"""
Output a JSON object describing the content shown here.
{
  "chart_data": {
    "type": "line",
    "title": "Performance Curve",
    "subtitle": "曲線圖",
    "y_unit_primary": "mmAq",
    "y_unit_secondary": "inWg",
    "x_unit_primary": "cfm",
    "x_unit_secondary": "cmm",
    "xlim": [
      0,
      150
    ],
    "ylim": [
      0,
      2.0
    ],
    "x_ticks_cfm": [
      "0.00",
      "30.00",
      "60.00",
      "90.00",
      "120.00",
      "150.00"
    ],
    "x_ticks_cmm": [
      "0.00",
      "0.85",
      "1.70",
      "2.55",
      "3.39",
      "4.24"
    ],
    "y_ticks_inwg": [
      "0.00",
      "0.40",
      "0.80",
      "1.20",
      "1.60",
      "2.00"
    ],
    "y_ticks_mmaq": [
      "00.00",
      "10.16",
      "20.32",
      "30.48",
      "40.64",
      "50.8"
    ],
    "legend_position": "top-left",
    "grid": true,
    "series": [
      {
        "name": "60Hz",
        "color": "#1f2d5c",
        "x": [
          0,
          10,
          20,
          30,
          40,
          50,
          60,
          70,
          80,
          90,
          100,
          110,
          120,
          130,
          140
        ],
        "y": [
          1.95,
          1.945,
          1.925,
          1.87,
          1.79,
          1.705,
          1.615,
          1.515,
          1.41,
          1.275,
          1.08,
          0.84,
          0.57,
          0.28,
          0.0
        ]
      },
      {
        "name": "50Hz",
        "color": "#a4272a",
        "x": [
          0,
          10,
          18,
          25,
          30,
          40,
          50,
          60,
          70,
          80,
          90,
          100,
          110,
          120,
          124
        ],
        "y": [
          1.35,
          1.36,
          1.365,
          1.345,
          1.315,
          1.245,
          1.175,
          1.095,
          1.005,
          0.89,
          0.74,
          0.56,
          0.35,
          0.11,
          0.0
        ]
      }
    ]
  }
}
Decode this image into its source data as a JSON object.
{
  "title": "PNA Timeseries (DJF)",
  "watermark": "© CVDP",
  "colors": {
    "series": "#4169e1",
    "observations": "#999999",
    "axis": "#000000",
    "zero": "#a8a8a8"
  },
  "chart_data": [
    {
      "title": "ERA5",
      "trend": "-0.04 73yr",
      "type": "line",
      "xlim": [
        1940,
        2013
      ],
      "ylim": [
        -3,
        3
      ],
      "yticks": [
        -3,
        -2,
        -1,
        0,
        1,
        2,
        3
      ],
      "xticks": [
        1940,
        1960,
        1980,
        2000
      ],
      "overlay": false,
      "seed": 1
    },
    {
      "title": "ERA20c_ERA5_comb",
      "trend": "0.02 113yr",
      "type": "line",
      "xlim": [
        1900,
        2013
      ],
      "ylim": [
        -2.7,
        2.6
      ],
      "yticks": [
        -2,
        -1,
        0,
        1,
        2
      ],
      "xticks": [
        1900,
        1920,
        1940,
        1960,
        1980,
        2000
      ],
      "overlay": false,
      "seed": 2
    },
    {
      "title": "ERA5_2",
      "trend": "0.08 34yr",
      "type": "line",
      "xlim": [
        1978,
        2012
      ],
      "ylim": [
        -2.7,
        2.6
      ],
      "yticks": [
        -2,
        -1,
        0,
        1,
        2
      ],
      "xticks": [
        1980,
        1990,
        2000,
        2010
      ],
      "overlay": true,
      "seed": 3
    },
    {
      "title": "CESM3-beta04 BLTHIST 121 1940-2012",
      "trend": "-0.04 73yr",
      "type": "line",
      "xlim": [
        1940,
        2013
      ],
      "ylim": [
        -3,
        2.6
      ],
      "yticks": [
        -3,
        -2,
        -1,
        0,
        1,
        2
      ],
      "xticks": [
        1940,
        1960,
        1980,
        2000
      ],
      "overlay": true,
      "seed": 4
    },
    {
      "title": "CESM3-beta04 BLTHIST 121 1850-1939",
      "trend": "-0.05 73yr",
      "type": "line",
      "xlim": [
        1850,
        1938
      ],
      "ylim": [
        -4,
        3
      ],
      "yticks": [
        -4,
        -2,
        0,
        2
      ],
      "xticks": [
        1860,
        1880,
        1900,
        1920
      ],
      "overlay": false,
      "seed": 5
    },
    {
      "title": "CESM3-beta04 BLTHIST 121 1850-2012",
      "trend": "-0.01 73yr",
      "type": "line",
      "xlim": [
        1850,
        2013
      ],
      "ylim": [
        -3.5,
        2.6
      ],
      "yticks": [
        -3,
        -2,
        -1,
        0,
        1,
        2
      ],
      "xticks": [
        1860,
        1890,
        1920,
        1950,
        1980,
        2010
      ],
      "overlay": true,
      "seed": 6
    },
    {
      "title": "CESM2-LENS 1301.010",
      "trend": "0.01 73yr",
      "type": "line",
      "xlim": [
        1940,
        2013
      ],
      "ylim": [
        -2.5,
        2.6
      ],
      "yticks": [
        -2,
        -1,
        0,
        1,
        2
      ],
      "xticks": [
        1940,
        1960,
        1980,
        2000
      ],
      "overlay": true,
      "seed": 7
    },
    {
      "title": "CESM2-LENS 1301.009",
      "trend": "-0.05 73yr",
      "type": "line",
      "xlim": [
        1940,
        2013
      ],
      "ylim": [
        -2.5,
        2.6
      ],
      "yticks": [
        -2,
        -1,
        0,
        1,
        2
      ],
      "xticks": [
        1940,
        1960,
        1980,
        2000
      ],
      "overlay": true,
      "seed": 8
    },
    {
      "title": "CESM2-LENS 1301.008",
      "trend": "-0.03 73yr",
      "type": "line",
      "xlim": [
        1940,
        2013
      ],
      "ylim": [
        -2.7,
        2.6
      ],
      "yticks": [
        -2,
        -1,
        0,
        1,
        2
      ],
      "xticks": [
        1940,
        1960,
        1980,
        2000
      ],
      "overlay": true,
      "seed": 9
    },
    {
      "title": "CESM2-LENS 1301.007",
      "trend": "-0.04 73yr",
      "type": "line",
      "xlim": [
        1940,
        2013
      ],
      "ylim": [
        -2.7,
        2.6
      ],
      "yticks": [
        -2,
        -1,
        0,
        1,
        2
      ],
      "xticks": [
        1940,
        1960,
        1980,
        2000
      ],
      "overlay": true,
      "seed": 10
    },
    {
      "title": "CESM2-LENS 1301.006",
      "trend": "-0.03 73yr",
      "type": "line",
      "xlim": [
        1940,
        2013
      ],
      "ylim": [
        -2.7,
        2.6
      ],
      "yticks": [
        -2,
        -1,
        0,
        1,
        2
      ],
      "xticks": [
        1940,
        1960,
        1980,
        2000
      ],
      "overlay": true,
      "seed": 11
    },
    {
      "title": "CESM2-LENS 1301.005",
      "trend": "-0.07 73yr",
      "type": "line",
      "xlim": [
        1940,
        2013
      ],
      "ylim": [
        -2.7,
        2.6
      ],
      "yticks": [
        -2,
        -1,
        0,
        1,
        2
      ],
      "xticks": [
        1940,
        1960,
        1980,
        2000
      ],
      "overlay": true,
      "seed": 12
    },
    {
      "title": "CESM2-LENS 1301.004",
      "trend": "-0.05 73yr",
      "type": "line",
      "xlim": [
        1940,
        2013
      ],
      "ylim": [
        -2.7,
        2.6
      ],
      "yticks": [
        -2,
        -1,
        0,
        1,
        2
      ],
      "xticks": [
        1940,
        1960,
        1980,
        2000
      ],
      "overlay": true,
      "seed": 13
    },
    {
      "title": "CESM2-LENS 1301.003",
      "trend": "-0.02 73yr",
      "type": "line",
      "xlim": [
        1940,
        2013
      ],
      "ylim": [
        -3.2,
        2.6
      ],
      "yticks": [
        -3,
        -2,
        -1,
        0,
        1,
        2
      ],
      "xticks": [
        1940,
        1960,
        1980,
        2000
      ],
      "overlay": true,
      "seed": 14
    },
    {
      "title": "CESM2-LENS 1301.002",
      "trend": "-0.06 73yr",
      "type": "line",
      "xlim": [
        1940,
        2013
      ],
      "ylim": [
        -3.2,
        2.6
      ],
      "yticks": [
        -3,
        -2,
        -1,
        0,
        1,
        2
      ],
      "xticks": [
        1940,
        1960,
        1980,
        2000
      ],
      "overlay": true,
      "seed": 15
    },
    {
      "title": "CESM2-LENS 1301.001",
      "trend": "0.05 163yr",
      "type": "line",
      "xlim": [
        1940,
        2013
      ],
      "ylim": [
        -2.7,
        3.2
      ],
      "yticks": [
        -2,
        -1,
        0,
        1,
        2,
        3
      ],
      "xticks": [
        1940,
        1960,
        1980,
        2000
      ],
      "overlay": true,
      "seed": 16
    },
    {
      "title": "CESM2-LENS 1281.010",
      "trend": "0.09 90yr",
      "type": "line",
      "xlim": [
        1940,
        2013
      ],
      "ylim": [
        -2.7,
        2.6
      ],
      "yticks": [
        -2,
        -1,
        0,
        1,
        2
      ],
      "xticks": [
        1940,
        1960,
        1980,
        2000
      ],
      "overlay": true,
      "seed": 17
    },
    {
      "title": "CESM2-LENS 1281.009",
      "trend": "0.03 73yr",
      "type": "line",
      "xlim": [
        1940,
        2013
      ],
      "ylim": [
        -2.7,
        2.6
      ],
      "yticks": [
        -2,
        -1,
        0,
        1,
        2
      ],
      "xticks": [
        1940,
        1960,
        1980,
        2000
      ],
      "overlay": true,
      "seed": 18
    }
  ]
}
"""
Leave out every line without the string "BLTHIST" and copy the rest.

      "title": "CESM3-beta04 BLTHIST 121 1940-2012",
      "title": "CESM3-beta04 BLTHIST 121 1850-1939",
      "title": "CESM3-beta04 BLTHIST 121 1850-2012",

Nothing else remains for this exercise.